┌─ Source data

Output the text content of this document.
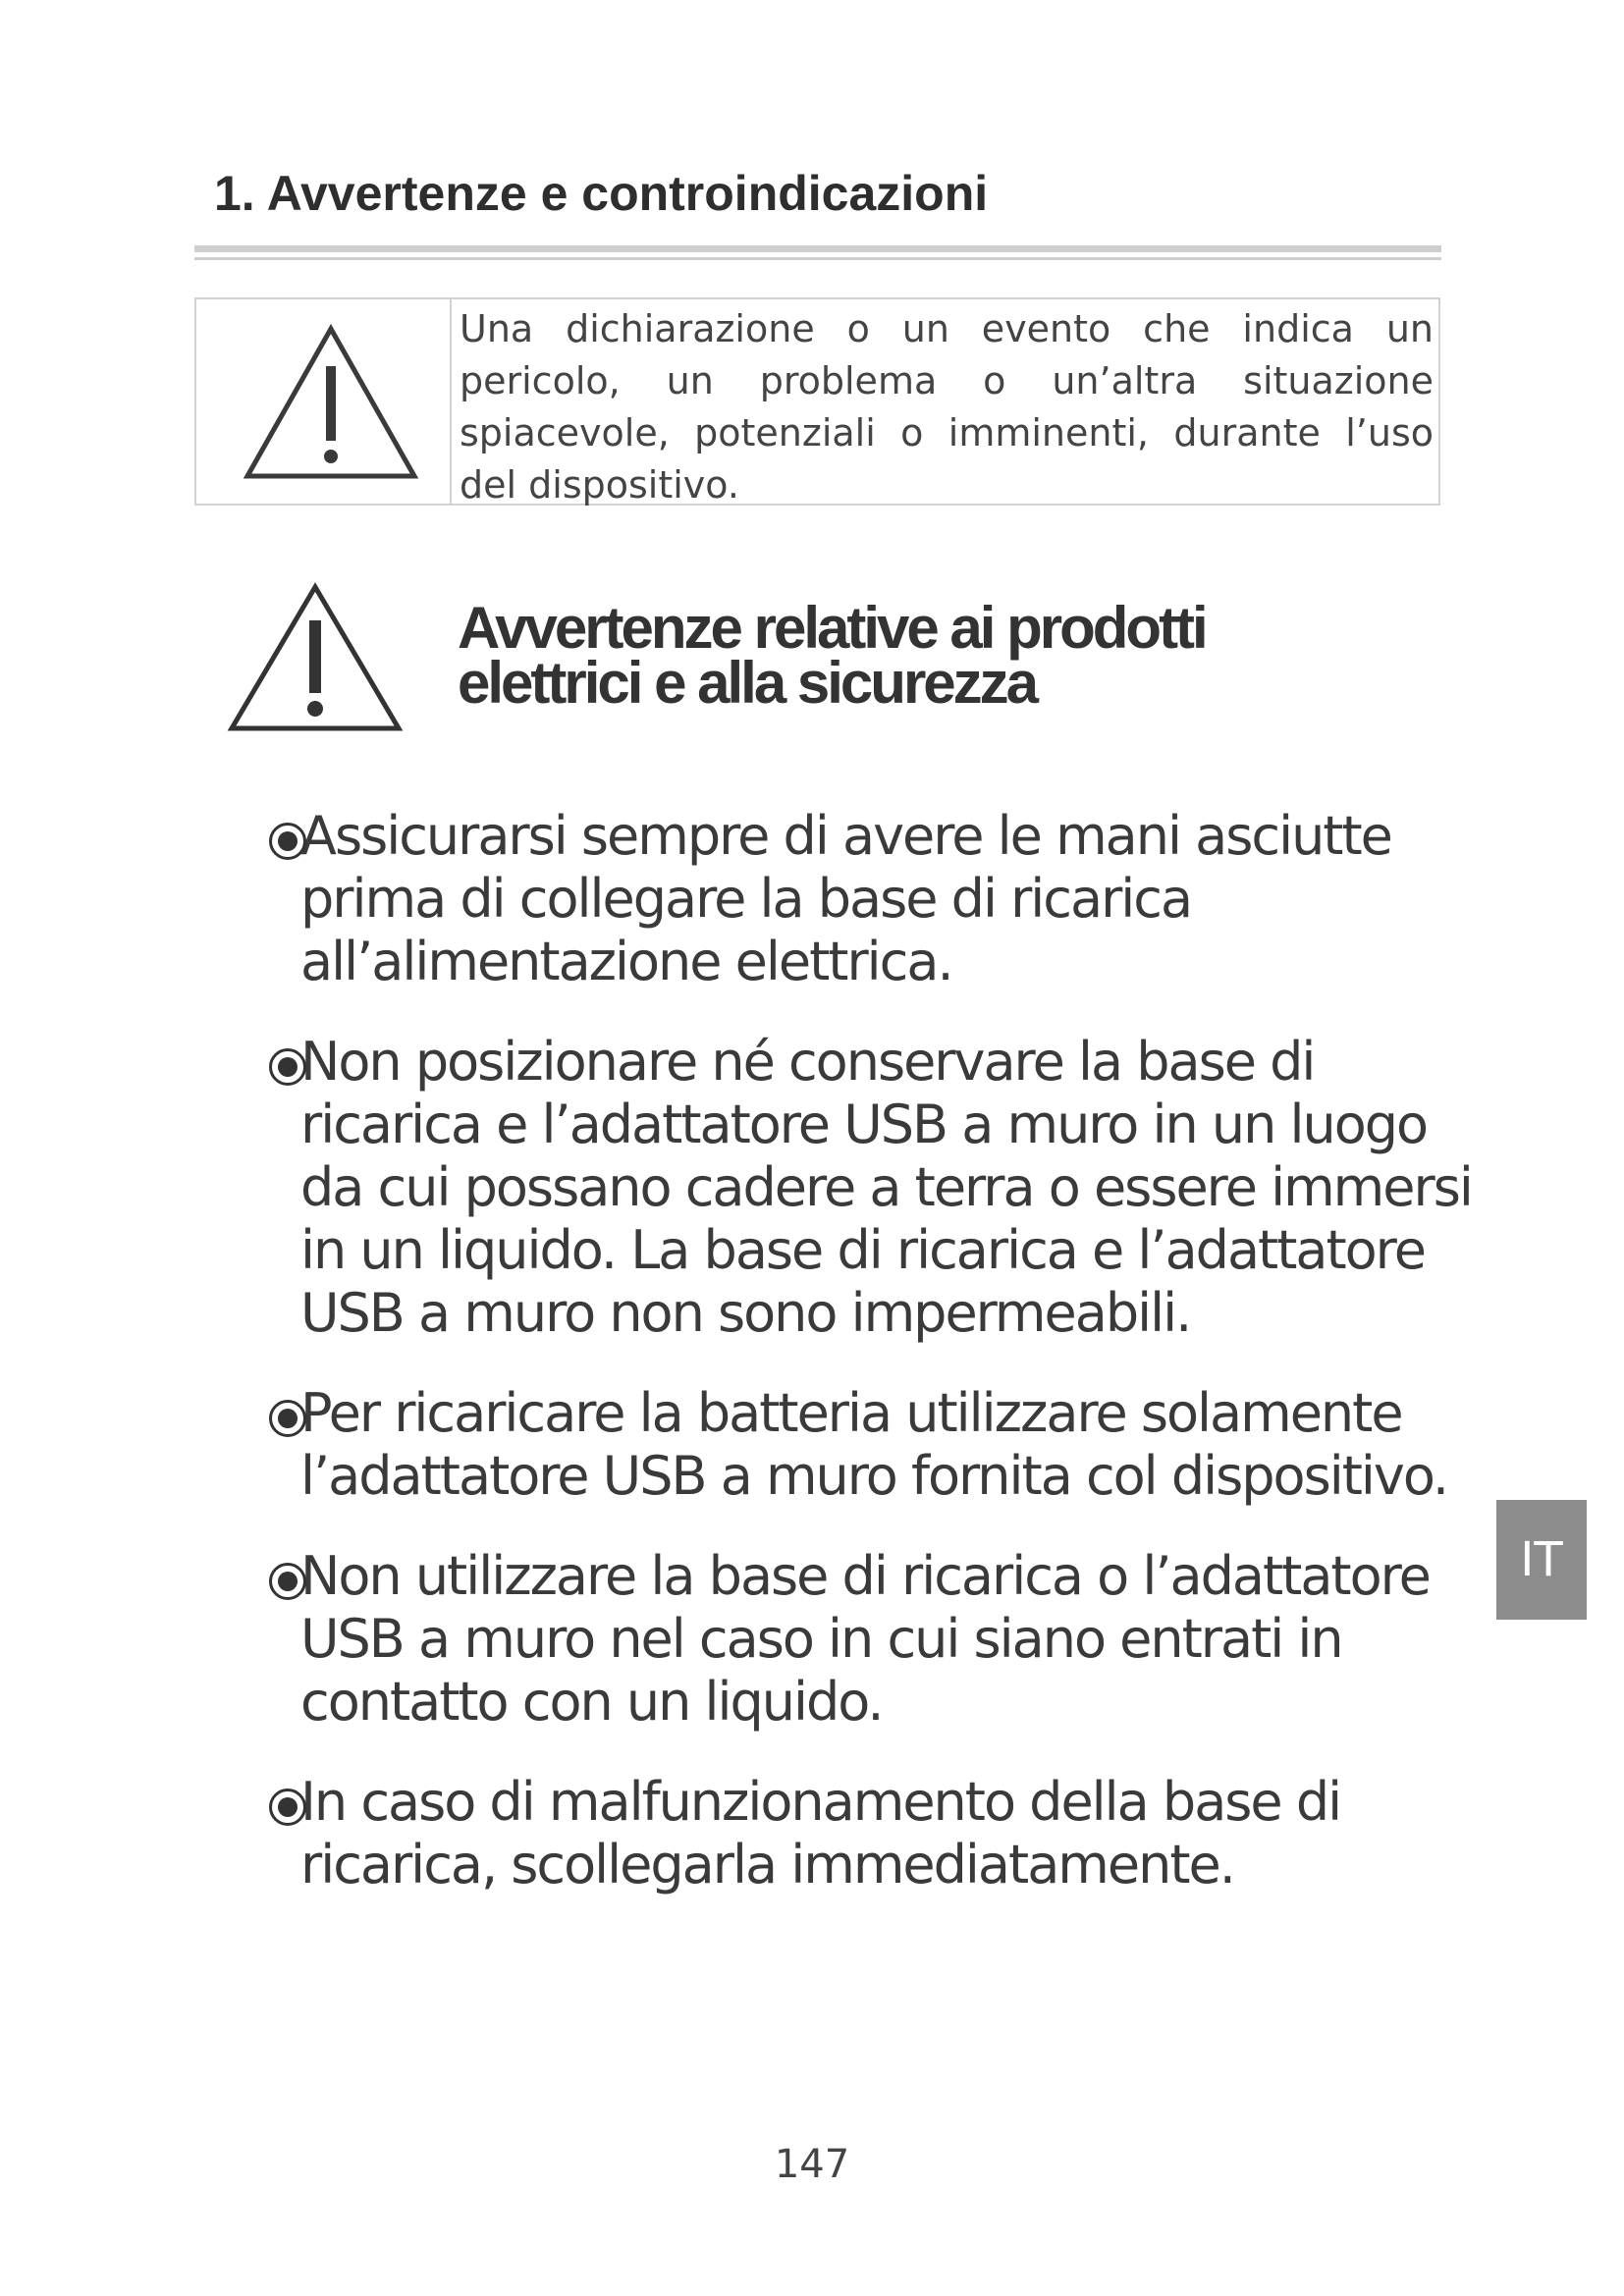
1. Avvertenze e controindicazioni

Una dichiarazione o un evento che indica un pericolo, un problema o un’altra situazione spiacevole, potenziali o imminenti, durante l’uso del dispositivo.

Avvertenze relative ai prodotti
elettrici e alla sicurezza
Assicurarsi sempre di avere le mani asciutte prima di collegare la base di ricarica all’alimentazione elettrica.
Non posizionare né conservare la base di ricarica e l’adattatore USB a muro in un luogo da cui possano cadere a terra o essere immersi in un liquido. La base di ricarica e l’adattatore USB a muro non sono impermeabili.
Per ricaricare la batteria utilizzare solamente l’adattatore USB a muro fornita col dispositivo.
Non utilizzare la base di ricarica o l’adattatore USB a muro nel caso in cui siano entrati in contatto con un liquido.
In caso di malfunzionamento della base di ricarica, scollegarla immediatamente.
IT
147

└─

◆ **Set problem**
All of the records above must be copied exactly, except for the pictures.

◆ **Expected answer**
Output the text content of this document.
1. Avvertenze e controindicazioni

Una dichiarazione o un evento che indica un pericolo, un problema o un’altra situazione spiacevole, potenziali o imminenti, durante l’uso del dispositivo.

Avvertenze relative ai prodotti
elettrici e alla sicurezza
Assicurarsi sempre di avere le mani asciutte prima di collegare la base di ricarica all’alimentazione elettrica.
Non posizionare né conservare la base di ricarica e l’adattatore USB a muro in un luogo da cui possano cadere a terra o essere immersi in un liquido. La base di ricarica e l’adattatore USB a muro non sono impermeabili.
Per ricaricare la batteria utilizzare solamente l’adattatore USB a muro fornita col dispositivo.
Non utilizzare la base di ricarica o l’adattatore USB a muro nel caso in cui siano entrati in contatto con un liquido.
In caso di malfunzionamento della base di ricarica, scollegarla immediatamente.
IT
147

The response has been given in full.